§ Stated task
Please transcribe the records precisely; pictures stay out of your copy.

Stored entries
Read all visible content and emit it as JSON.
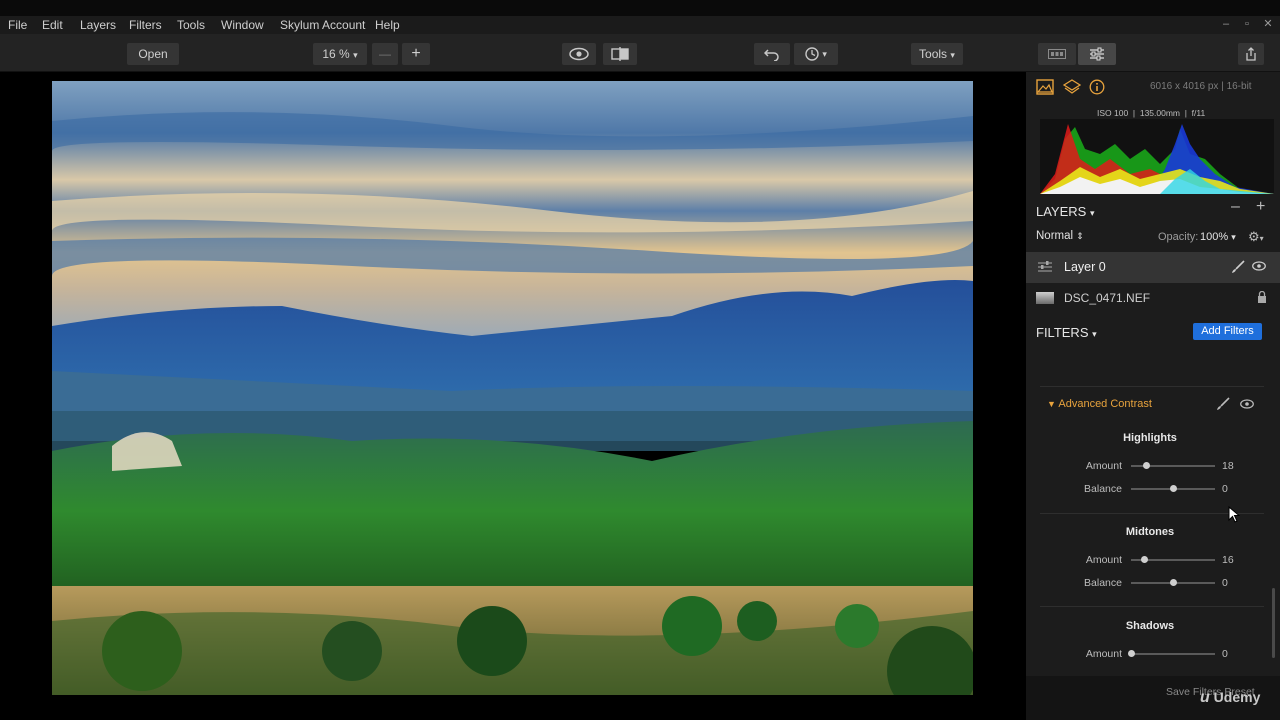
{
  "menu": {
    "items": [
      "File",
      "Edit",
      "Layers",
      "Filters",
      "Tools",
      "Window",
      "Skylum Account",
      "Help"
    ]
  },
  "window_controls": {
    "minimize": "–",
    "maximize": "▫",
    "close": "✕"
  },
  "toolbar": {
    "open_label": "Open",
    "zoom_value": "16 %",
    "zoom_minus": "—",
    "zoom_plus": "+",
    "tools_label": "Tools"
  },
  "info": {
    "image_size": "6016 x 4016 px",
    "bit_depth": "16-bit",
    "exif": "ISO 100  |  135.00mm  |  f/11"
  },
  "layers": {
    "title": "LAYERS",
    "blend_mode": "Normal",
    "opacity_label": "Opacity:",
    "opacity_value": "100%",
    "items": [
      {
        "name": "Layer 0",
        "selected": true
      },
      {
        "name": "DSC_0471.NEF",
        "selected": false
      }
    ]
  },
  "filters": {
    "title": "FILTERS",
    "add_label": "Add Filters",
    "active_filter": "Advanced Contrast",
    "accent_color": "#e8a33d",
    "groups": [
      {
        "name": "Highlights",
        "sliders": [
          {
            "label": "Amount",
            "value": "18",
            "fraction": 0.18
          },
          {
            "label": "Balance",
            "value": "0",
            "fraction": 0.5
          }
        ]
      },
      {
        "name": "Midtones",
        "sliders": [
          {
            "label": "Amount",
            "value": "16",
            "fraction": 0.16
          },
          {
            "label": "Balance",
            "value": "0",
            "fraction": 0.5
          }
        ]
      },
      {
        "name": "Shadows",
        "sliders": [
          {
            "label": "Amount",
            "value": "0",
            "fraction": 0.0
          }
        ]
      }
    ],
    "save_preset_label": "Save Filters Preset"
  },
  "watermark": "Udemy"
}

§ Result
Read all visible content and emit it as JSON.
{
  "menu": {
    "items": [
      "File",
      "Edit",
      "Layers",
      "Filters",
      "Tools",
      "Window",
      "Skylum Account",
      "Help"
    ]
  },
  "window_controls": {
    "minimize": "–",
    "maximize": "▫",
    "close": "✕"
  },
  "toolbar": {
    "open_label": "Open",
    "zoom_value": "16 %",
    "zoom_minus": "—",
    "zoom_plus": "+",
    "tools_label": "Tools"
  },
  "info": {
    "image_size": "6016 x 4016 px",
    "bit_depth": "16-bit",
    "exif": "ISO 100  |  135.00mm  |  f/11"
  },
  "layers": {
    "title": "LAYERS",
    "blend_mode": "Normal",
    "opacity_label": "Opacity:",
    "opacity_value": "100%",
    "items": [
      {
        "name": "Layer 0",
        "selected": true
      },
      {
        "name": "DSC_0471.NEF",
        "selected": false
      }
    ]
  },
  "filters": {
    "title": "FILTERS",
    "add_label": "Add Filters",
    "active_filter": "Advanced Contrast",
    "accent_color": "#e8a33d",
    "groups": [
      {
        "name": "Highlights",
        "sliders": [
          {
            "label": "Amount",
            "value": "18",
            "fraction": 0.18
          },
          {
            "label": "Balance",
            "value": "0",
            "fraction": 0.5
          }
        ]
      },
      {
        "name": "Midtones",
        "sliders": [
          {
            "label": "Amount",
            "value": "16",
            "fraction": 0.16
          },
          {
            "label": "Balance",
            "value": "0",
            "fraction": 0.5
          }
        ]
      },
      {
        "name": "Shadows",
        "sliders": [
          {
            "label": "Amount",
            "value": "0",
            "fraction": 0.0
          }
        ]
      }
    ],
    "save_preset_label": "Save Filters Preset"
  },
  "watermark": "Udemy"
}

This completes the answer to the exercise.